- What you have to do -
Transcribe all of the material exactly. Any picture in it should be left out.

- Exercise data -

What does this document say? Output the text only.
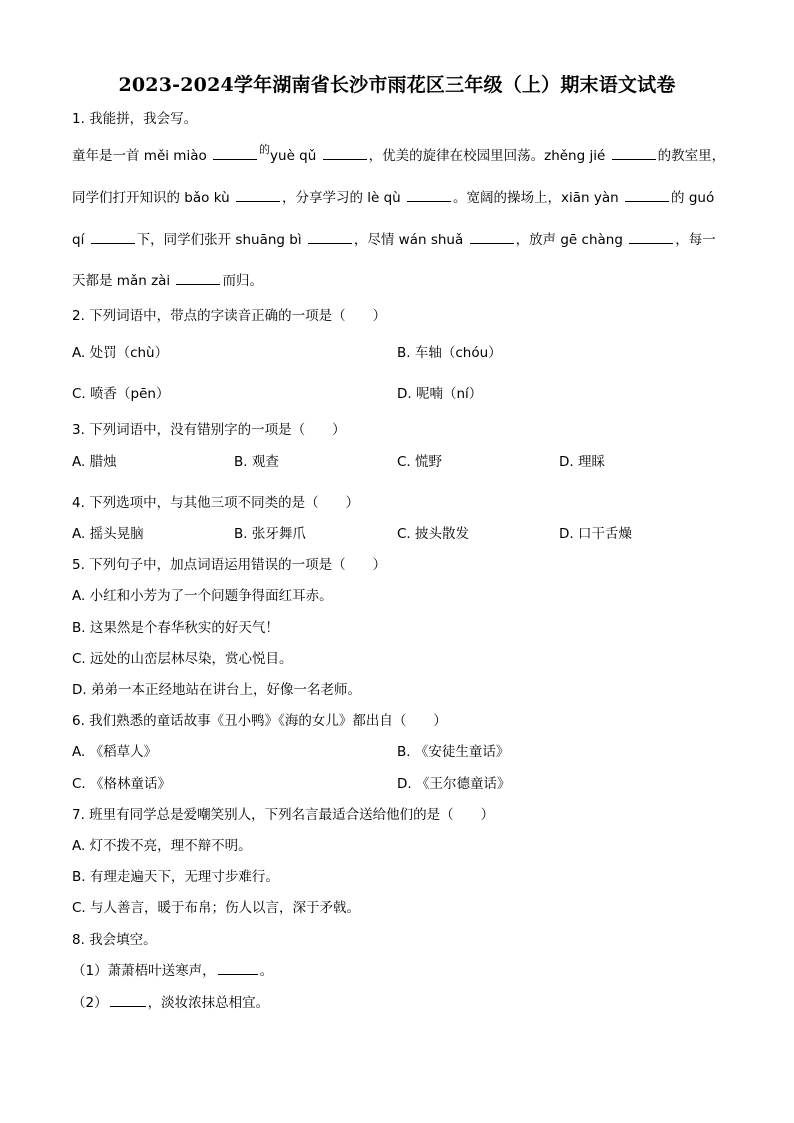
2023-2024学年湖南省长沙市雨花区三年级（上）期末语文试卷
1. 我能拼，我会写。
童年是一首 měi miào	$^的$yuè qǔ	，优美的旋律在校园里回荡。zhěng jié	的教室里，
同学们打开知识的 bǎo kù	，分享学习的 lè qù	。宽阔的操场上，xiān yàn	的 guó
qí	下，同学们张开 shuāng bì	，尽情 wán shuǎ	，放声 gē chàng	，每一
天都是 mǎn zài	而归。
2. 下列词语中，带点的字读音正确的一项是（　　）
A. 处罚（chù）	B. 车轴（chóu）
C. 喷香（pēn）	D. 呢喃（ní）
3. 下列词语中，没有错别字的一项是（　　）
A. 腊烛	B. 观查	C. 慌野	D. 理睬
4. 下列选项中，与其他三项不同类的是（　　）
A. 摇头晃脑	B. 张牙舞爪	C. 披头散发	D. 口干舌燥
5. 下列句子中，加点词语运用错误的一项是（　　）
A. 小红和小芳为了一个问题争得面红耳赤。
B. 这果然是个春华秋实的好天气！
C. 远处的山峦层林尽染，赏心悦目。
D. 弟弟一本正经地站在讲台上，好像一名老师。
6. 我们熟悉的童话故事《丑小鸭》《海的女儿》都出自（　　）
A. 《稻草人》	B. 《安徒生童话》
C. 《格林童话》	D. 《王尔德童话》
7. 班里有同学总是爱嘲笑别人，下列名言最适合送给他们的是（　　）
A. 灯不拨不亮，理不辩不明。
B. 有理走遍天下，无理寸步难行。
C. 与人善言，暖于布帛；伤人以言，深于矛戟。
8. 我会填空。
（1）萧萧梧叶送寒声，	。
（2）	，淡妆浓抹总相宜。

- Final answer -
What does this document say? Output the text only.
2023-2024学年湖南省长沙市雨花区三年级（上）期末语文试卷
1. 我能拼，我会写。
童年是一首 měi miào	$^的$yuè qǔ	，优美的旋律在校园里回荡。zhěng jié	的教室里，
同学们打开知识的 bǎo kù	，分享学习的 lè qù	。宽阔的操场上，xiān yàn	的 guó
qí	下，同学们张开 shuāng bì	，尽情 wán shuǎ	，放声 gē chàng	，每一
天都是 mǎn zài	而归。
2. 下列词语中，带点的字读音正确的一项是（　　）
A. 处罚（chù）	B. 车轴（chóu）
C. 喷香（pēn）	D. 呢喃（ní）
3. 下列词语中，没有错别字的一项是（　　）
A. 腊烛	B. 观查	C. 慌野	D. 理睬
4. 下列选项中，与其他三项不同类的是（　　）
A. 摇头晃脑	B. 张牙舞爪	C. 披头散发	D. 口干舌燥
5. 下列句子中，加点词语运用错误的一项是（　　）
A. 小红和小芳为了一个问题争得面红耳赤。
B. 这果然是个春华秋实的好天气！
C. 远处的山峦层林尽染，赏心悦目。
D. 弟弟一本正经地站在讲台上，好像一名老师。
6. 我们熟悉的童话故事《丑小鸭》《海的女儿》都出自（　　）
A. 《稻草人》	B. 《安徒生童话》
C. 《格林童话》	D. 《王尔德童话》
7. 班里有同学总是爱嘲笑别人，下列名言最适合送给他们的是（　　）
A. 灯不拨不亮，理不辩不明。
B. 有理走遍天下，无理寸步难行。
C. 与人善言，暖于布帛；伤人以言，深于矛戟。
8. 我会填空。
（1）萧萧梧叶送寒声，	。
（2）	，淡妆浓抹总相宜。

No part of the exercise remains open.